▶ Goal
Where the data below has the string "Regionalny", return the whole line.

▶ Records shown

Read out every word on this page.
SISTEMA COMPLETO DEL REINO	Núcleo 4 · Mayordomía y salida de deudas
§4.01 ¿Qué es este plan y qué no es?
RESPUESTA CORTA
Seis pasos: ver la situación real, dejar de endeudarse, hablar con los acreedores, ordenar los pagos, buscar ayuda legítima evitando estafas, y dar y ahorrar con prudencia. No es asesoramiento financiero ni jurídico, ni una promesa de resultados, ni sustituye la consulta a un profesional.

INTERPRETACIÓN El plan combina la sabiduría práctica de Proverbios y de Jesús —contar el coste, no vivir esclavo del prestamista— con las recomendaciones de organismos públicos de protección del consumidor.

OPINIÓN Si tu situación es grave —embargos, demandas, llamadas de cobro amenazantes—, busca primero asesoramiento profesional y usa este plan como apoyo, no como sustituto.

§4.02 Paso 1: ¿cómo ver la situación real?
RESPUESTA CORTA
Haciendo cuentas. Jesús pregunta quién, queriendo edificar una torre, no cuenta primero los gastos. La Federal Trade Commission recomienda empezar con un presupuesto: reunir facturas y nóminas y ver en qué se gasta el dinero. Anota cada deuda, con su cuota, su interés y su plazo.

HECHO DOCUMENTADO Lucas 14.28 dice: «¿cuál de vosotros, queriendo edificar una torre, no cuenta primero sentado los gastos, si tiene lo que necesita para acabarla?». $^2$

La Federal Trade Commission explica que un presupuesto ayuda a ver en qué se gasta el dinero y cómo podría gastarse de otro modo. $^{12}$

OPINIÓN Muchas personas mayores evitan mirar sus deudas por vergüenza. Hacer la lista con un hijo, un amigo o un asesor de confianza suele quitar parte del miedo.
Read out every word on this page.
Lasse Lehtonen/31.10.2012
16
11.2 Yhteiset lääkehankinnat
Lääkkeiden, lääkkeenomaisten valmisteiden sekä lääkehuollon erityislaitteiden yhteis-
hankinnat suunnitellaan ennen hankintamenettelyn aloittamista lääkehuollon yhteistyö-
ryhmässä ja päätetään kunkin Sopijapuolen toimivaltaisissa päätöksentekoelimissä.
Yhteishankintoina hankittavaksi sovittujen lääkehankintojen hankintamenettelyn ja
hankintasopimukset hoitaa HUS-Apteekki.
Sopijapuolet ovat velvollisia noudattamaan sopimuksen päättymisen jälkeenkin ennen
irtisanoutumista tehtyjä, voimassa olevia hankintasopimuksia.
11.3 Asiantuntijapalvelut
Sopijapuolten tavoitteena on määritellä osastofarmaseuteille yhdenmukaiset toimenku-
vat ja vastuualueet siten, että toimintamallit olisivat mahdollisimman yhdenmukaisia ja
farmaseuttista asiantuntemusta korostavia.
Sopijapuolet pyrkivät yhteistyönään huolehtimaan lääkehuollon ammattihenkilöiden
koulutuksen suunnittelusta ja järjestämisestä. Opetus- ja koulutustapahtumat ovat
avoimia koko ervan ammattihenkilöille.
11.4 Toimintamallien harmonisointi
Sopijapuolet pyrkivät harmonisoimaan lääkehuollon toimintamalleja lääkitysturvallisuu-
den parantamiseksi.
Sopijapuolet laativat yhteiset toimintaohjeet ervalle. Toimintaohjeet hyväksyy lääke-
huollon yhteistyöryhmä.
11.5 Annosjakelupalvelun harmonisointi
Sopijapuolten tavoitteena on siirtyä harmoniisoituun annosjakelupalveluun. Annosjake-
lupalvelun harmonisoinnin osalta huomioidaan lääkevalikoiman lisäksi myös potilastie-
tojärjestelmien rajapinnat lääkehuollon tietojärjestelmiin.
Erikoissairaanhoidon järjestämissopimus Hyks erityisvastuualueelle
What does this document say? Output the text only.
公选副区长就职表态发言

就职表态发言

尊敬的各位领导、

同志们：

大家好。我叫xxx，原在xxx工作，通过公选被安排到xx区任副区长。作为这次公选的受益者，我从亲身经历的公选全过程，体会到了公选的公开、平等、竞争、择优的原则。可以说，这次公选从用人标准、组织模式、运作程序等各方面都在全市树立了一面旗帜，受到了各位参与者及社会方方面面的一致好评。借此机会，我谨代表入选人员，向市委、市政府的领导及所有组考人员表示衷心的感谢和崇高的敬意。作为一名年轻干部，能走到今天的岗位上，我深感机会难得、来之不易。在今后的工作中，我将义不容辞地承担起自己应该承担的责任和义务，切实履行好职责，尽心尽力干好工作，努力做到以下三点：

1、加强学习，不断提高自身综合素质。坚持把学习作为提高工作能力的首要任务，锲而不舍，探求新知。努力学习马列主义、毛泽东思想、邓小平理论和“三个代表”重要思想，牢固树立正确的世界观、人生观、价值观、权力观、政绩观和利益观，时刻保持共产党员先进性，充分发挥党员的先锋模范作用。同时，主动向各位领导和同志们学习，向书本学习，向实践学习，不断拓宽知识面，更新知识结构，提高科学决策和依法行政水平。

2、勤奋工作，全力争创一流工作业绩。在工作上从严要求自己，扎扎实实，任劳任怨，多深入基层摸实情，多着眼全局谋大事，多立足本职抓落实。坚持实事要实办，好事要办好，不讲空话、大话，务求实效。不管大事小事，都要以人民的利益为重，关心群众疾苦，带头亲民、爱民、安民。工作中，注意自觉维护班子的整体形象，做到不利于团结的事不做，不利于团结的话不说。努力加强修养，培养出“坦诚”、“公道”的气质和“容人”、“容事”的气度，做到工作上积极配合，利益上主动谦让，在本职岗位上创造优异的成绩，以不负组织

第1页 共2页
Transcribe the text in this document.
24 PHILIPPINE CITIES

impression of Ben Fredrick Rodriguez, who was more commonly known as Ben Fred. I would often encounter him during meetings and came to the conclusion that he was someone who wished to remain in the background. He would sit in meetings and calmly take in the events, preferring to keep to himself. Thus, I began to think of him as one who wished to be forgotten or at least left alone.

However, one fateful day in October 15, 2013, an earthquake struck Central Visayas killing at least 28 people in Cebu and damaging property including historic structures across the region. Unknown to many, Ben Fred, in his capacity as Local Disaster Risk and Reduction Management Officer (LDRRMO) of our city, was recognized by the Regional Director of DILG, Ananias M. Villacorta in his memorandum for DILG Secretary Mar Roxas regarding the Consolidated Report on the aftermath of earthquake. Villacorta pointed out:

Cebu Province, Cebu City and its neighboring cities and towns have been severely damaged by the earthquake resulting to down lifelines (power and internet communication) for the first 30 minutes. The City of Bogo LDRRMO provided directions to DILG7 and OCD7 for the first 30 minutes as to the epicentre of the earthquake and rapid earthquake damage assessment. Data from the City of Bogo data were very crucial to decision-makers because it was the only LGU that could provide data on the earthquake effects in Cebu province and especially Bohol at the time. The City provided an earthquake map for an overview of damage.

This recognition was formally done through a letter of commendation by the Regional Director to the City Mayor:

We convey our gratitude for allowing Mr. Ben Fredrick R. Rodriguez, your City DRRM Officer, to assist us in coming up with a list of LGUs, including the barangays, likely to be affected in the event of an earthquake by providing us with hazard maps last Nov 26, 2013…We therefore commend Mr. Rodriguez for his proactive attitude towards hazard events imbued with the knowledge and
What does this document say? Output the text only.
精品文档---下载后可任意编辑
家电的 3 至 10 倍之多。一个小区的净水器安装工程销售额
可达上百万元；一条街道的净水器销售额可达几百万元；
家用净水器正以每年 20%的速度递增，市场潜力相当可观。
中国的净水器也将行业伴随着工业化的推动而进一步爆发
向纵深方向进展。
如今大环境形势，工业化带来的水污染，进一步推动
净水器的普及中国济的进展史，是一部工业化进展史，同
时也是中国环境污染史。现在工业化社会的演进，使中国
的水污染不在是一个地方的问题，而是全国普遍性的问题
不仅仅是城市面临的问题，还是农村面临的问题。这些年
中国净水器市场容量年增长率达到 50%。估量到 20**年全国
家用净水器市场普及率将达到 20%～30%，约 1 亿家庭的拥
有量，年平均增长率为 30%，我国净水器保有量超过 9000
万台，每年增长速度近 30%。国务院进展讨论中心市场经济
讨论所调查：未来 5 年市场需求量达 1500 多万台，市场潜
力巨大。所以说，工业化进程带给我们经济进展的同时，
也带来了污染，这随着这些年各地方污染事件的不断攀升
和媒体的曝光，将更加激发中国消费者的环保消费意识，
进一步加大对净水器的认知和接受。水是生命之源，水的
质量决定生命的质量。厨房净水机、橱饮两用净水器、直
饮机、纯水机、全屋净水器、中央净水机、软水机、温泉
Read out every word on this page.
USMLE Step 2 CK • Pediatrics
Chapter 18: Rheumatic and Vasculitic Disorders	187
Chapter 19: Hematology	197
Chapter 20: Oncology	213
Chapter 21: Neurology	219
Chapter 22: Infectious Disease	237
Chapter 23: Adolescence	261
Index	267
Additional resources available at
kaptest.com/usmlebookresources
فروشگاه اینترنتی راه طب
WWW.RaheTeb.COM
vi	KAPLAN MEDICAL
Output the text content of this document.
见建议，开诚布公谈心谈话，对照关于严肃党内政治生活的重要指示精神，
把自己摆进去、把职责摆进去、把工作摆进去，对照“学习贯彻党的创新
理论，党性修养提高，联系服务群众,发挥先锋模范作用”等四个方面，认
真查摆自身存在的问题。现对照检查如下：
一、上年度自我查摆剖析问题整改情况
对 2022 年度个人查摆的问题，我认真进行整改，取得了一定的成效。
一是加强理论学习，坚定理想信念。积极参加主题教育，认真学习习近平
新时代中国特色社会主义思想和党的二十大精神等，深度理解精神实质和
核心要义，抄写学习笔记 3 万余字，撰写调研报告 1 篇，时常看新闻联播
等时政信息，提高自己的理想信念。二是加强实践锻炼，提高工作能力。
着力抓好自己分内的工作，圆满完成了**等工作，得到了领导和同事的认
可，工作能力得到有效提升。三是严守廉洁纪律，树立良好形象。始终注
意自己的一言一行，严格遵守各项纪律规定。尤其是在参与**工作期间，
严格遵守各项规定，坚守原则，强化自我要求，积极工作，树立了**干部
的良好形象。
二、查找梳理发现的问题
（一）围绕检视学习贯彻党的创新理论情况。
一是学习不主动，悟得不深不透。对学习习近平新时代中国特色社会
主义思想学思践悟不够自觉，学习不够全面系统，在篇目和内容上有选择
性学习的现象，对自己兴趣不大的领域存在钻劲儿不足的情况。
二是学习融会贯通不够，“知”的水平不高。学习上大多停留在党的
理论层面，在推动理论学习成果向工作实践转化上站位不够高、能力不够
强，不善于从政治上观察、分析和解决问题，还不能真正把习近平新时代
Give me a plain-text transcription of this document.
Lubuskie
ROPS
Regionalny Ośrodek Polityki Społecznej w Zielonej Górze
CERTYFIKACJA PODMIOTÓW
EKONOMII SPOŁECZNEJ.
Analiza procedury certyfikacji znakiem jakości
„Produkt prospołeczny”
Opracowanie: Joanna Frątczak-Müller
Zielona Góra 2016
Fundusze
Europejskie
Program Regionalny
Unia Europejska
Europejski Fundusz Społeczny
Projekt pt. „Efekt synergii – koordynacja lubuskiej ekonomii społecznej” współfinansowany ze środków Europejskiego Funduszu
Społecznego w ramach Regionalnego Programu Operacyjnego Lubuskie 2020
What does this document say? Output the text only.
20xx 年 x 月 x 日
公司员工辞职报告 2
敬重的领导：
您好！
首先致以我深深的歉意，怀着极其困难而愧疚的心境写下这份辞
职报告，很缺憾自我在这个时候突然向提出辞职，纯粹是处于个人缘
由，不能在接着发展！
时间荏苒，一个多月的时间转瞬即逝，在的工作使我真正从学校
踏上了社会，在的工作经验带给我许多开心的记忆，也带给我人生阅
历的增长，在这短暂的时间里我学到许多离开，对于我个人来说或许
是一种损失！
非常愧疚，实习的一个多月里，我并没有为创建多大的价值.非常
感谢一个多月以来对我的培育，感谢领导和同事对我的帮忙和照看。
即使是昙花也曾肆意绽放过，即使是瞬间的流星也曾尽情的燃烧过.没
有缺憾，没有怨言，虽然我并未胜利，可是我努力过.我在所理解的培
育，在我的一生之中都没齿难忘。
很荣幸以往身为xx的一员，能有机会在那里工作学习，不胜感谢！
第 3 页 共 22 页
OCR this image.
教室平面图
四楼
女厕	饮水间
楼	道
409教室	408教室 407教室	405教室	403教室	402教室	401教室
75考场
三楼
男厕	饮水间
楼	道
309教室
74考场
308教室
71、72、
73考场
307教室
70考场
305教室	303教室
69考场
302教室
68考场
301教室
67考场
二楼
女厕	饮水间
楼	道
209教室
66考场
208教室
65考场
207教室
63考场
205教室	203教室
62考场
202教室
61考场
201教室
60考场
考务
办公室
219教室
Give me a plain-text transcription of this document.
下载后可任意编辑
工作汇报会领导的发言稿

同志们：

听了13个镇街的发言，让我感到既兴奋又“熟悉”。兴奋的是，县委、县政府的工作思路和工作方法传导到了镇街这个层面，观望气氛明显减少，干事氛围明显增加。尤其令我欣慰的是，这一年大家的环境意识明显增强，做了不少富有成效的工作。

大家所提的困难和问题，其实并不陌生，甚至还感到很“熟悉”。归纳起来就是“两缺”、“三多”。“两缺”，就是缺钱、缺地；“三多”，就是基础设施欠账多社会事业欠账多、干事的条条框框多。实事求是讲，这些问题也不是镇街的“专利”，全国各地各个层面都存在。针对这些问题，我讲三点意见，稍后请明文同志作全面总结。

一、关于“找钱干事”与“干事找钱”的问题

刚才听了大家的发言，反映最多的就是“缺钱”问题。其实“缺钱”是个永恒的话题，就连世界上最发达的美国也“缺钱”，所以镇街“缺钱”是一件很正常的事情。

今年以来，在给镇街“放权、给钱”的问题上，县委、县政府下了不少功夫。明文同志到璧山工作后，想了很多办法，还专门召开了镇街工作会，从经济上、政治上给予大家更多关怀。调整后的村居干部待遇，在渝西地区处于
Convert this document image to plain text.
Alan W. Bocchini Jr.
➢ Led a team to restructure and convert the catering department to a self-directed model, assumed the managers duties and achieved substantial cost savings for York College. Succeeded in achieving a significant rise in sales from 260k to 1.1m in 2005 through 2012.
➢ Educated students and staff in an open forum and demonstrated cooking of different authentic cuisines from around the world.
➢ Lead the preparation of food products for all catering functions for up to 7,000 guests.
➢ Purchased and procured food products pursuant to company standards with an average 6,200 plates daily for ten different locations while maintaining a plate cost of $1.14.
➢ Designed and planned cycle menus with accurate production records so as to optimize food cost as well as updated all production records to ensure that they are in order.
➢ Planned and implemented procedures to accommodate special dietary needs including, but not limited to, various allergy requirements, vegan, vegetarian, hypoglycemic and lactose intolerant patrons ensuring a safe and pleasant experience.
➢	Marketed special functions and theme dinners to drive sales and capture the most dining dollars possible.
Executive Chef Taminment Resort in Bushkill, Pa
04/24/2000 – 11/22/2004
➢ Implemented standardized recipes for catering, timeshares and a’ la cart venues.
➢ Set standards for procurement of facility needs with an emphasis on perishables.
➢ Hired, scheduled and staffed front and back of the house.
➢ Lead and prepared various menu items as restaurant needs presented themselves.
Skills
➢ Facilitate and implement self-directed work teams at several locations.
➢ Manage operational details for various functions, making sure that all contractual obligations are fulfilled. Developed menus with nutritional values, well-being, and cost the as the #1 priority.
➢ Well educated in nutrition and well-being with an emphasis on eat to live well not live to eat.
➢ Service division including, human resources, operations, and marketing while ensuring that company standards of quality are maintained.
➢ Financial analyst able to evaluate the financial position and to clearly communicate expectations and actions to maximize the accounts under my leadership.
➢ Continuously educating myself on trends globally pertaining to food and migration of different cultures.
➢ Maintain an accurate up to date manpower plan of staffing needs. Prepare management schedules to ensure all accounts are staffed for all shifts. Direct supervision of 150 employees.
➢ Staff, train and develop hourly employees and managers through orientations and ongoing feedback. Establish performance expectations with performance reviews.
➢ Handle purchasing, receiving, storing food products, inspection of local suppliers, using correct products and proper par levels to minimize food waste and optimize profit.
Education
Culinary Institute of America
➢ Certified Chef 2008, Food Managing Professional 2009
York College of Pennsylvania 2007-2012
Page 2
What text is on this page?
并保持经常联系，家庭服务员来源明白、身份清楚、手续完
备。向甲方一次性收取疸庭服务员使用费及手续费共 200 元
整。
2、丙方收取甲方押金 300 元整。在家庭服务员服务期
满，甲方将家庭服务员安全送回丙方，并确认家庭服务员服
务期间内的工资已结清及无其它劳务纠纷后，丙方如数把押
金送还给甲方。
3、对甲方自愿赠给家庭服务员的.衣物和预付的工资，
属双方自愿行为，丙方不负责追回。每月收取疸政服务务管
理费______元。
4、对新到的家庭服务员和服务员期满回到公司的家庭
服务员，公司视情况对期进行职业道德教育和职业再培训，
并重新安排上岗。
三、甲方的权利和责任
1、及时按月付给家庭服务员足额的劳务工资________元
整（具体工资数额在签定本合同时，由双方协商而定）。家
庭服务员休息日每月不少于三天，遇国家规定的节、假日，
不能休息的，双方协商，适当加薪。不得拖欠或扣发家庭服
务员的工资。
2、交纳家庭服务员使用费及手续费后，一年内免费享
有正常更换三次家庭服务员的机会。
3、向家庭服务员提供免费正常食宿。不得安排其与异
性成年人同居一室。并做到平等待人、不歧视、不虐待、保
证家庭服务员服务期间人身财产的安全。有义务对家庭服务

▶ Answer to this task
Regionalny Ośrodek Polityki Społecznej w Zielonej Górze
Program Regionalny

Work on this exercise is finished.